[Rows from a dataset]
+++
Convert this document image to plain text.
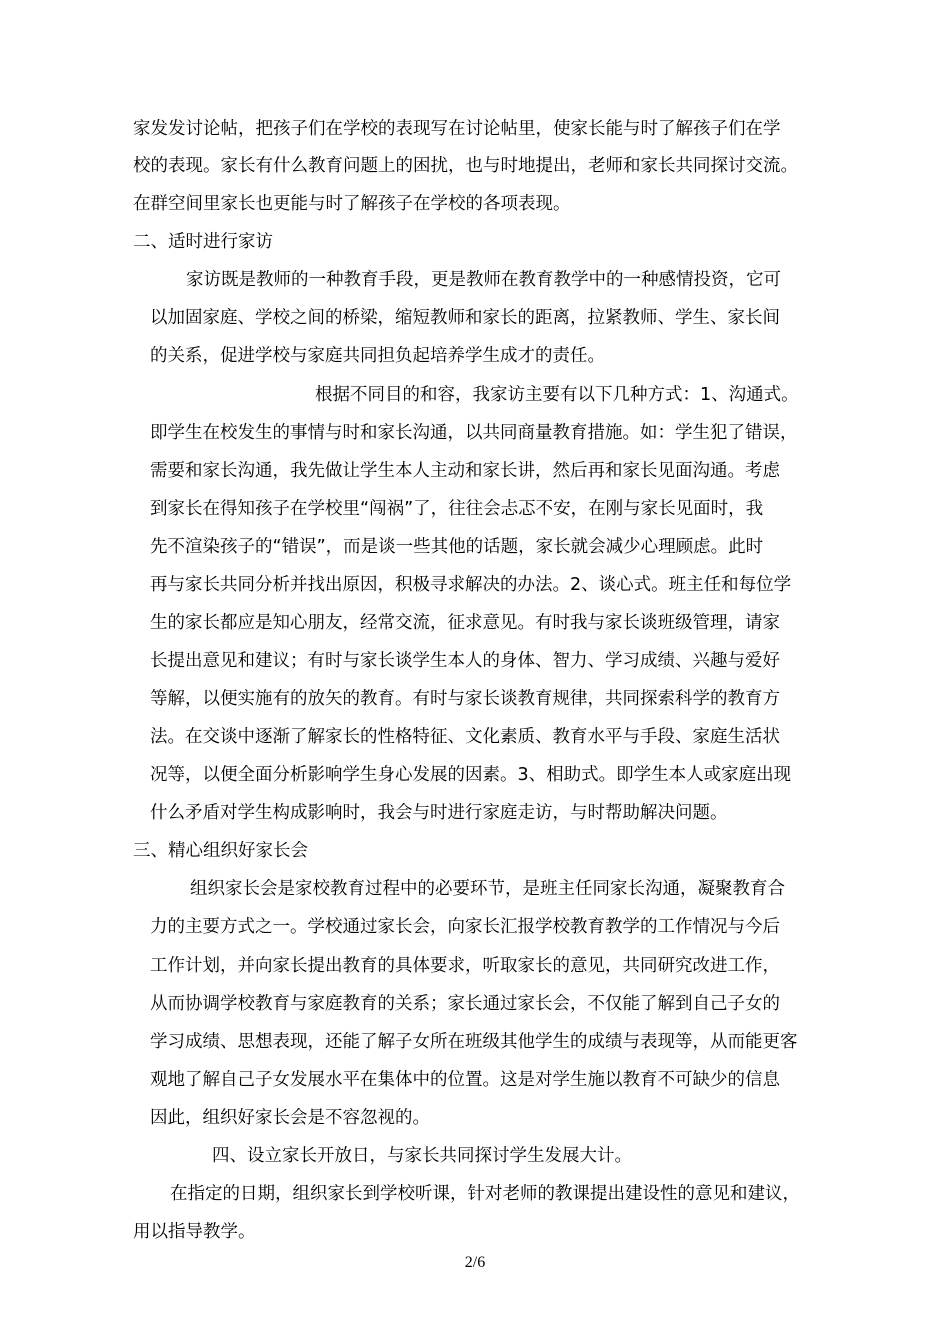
家发发讨论帖，把孩子们在学校的表现写在讨论帖里，使家长能与时了解孩子们在学

校的表现。家长有什么教育问题上的困扰，也与时地提出，老师和家长共同探讨交流。

在群空间里家长也更能与时了解孩子在学校的各项表现。

二、适时进行家访

家访既是教师的一种教育手段，更是教师在教育教学中的一种感情投资，它可

以加固家庭、学校之间的桥梁，缩短教师和家长的距离，拉紧教师、学生、家长间

的关系，促进学校与家庭共同担负起培养学生成才的责任。

根据不同目的和容，我家访主要有以下几种方式：1、沟通式。

即学生在校发生的事情与时和家长沟通，以共同商量教育措施。如：学生犯了错误，

需要和家长沟通，我先做让学生本人主动和家长讲，然后再和家长见面沟通。考虑

到家长在得知孩子在学校里“闯祸”了，往往会忐忑不安，在刚与家长见面时，我

先不渲染孩子的“错误”，而是谈一些其他的话题，家长就会减少心理顾虑。此时

再与家长共同分析并找出原因，积极寻求解决的办法。2、谈心式。班主任和每位学

生的家长都应是知心朋友，经常交流，征求意见。有时我与家长谈班级管理，请家

长提出意见和建议；有时与家长谈学生本人的身体、智力、学习成绩、兴趣与爱好

等解，以便实施有的放矢的教育。有时与家长谈教育规律，共同探索科学的教育方

法。在交谈中逐渐了解家长的性格特征、文化素质、教育水平与手段、家庭生活状

况等，以便全面分析影响学生身心发展的因素。3、相助式。即学生本人或家庭出现

什么矛盾对学生构成影响时，我会与时进行家庭走访，与时帮助解决问题。

三、精心组织好家长会

组织家长会是家校教育过程中的必要环节，是班主任同家长沟通，凝聚教育合

力的主要方式之一。学校通过家长会，向家长汇报学校教育教学的工作情况与今后

工作计划，并向家长提出教育的具体要求，听取家长的意见，共同研究改进工作，

从而协调学校教育与家庭教育的关系；家长通过家长会，不仅能了解到自己子女的

学习成绩、思想表现，还能了解子女所在班级其他学生的成绩与表现等，从而能更客

观地了解自己子女发展水平在集体中的位置。这是对学生施以教育不可缺少的信息

因此，组织好家长会是不容忽视的。

四、设立家长开放日，与家长共同探讨学生发展大计。

在指定的日期，组织家长到学校听课，针对老师的教课提出建设性的意见和建议，

用以指导教学。

2/6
+++
Job
Scan the material above and determine how many lines include the word "学习成绩"; report only the number.

Final result
2